**The input:**
■ ■ ■ ■

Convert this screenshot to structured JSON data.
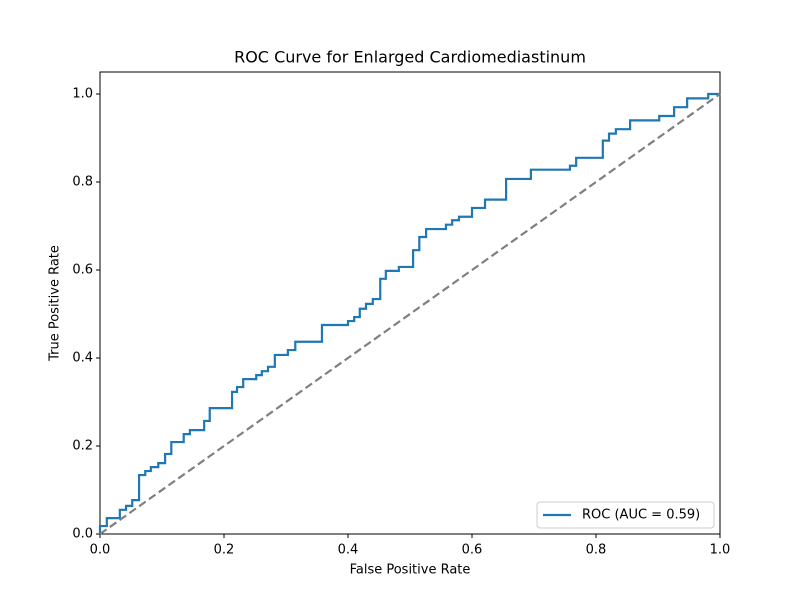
{
  "chart_data": {
    "type": "line",
    "title": "ROC Curve for Enlarged Cardiomediastinum",
    "xlabel": "False Positive Rate",
    "ylabel": "True Positive Rate",
    "xlim": [
      0,
      1
    ],
    "ylim": [
      0,
      1.05
    ],
    "xticks": [
      {
        "value": 0,
        "label": "0.0"
      },
      0.2,
      0.4,
      0.6,
      0.8,
      {
        "value": 1,
        "label": "1.0"
      }
    ],
    "yticks": [
      {
        "value": 0,
        "label": "0.0"
      },
      0.2,
      0.4,
      0.6,
      0.8,
      {
        "value": 1,
        "label": "1.0"
      }
    ],
    "legend": "lower right",
    "series": [
      {
        "name": "ROC (AUC = 0.59)",
        "color": "#1f77b4",
        "x": [
          0,
          0,
          0.011,
          0.011,
          0.032,
          0.032,
          0.042,
          0.042,
          0.052,
          0.052,
          0.063,
          0.063,
          0.073,
          0.073,
          0.082,
          0.082,
          0.094,
          0.094,
          0.105,
          0.105,
          0.115,
          0.115,
          0.135,
          0.135,
          0.145,
          0.145,
          0.168,
          0.168,
          0.177,
          0.177,
          0.213,
          0.213,
          0.221,
          0.221,
          0.231,
          0.231,
          0.252,
          0.252,
          0.261,
          0.261,
          0.271,
          0.271,
          0.282,
          0.282,
          0.303,
          0.303,
          0.315,
          0.315,
          0.358,
          0.358,
          0.4,
          0.4,
          0.41,
          0.41,
          0.419,
          0.419,
          0.429,
          0.429,
          0.44,
          0.44,
          0.452,
          0.452,
          0.461,
          0.461,
          0.482,
          0.482,
          0.505,
          0.505,
          0.515,
          0.515,
          0.526,
          0.526,
          0.558,
          0.558,
          0.568,
          0.568,
          0.579,
          0.579,
          0.6,
          0.6,
          0.621,
          0.621,
          0.655,
          0.655,
          0.695,
          0.695,
          0.758,
          0.758,
          0.768,
          0.768,
          0.811,
          0.811,
          0.821,
          0.821,
          0.832,
          0.832,
          0.855,
          0.855,
          0.902,
          0.902,
          0.926,
          0.926,
          0.947,
          0.947,
          0.981,
          0.981,
          1.0
        ],
        "values": [
          0,
          0.018,
          0.018,
          0.036,
          0.036,
          0.055,
          0.055,
          0.064,
          0.064,
          0.077,
          0.077,
          0.134,
          0.134,
          0.143,
          0.143,
          0.152,
          0.152,
          0.161,
          0.161,
          0.182,
          0.182,
          0.209,
          0.209,
          0.227,
          0.227,
          0.236,
          0.236,
          0.257,
          0.257,
          0.286,
          0.286,
          0.323,
          0.323,
          0.334,
          0.334,
          0.352,
          0.352,
          0.361,
          0.361,
          0.37,
          0.37,
          0.38,
          0.38,
          0.407,
          0.407,
          0.418,
          0.418,
          0.437,
          0.437,
          0.475,
          0.475,
          0.484,
          0.484,
          0.493,
          0.493,
          0.512,
          0.512,
          0.523,
          0.523,
          0.534,
          0.534,
          0.58,
          0.58,
          0.598,
          0.598,
          0.607,
          0.607,
          0.645,
          0.645,
          0.675,
          0.675,
          0.693,
          0.693,
          0.703,
          0.703,
          0.713,
          0.713,
          0.721,
          0.721,
          0.741,
          0.741,
          0.76,
          0.76,
          0.807,
          0.807,
          0.828,
          0.828,
          0.837,
          0.837,
          0.855,
          0.855,
          0.894,
          0.894,
          0.91,
          0.91,
          0.92,
          0.92,
          0.94,
          0.94,
          0.95,
          0.95,
          0.97,
          0.97,
          0.99,
          0.99,
          1.0,
          1.0
        ]
      },
      {
        "color": "#808080",
        "dashed": true,
        "x": [
          0,
          1
        ],
        "values": [
          0,
          1
        ]
      }
    ]
  }
}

■ ■ ■ ■

**Exercise prompt:** Whenever "Rate" turns up in a line, pick that line out.

**Exercise answer:**
    "xlabel": "False Positive Rate",
    "ylabel": "True Positive Rate",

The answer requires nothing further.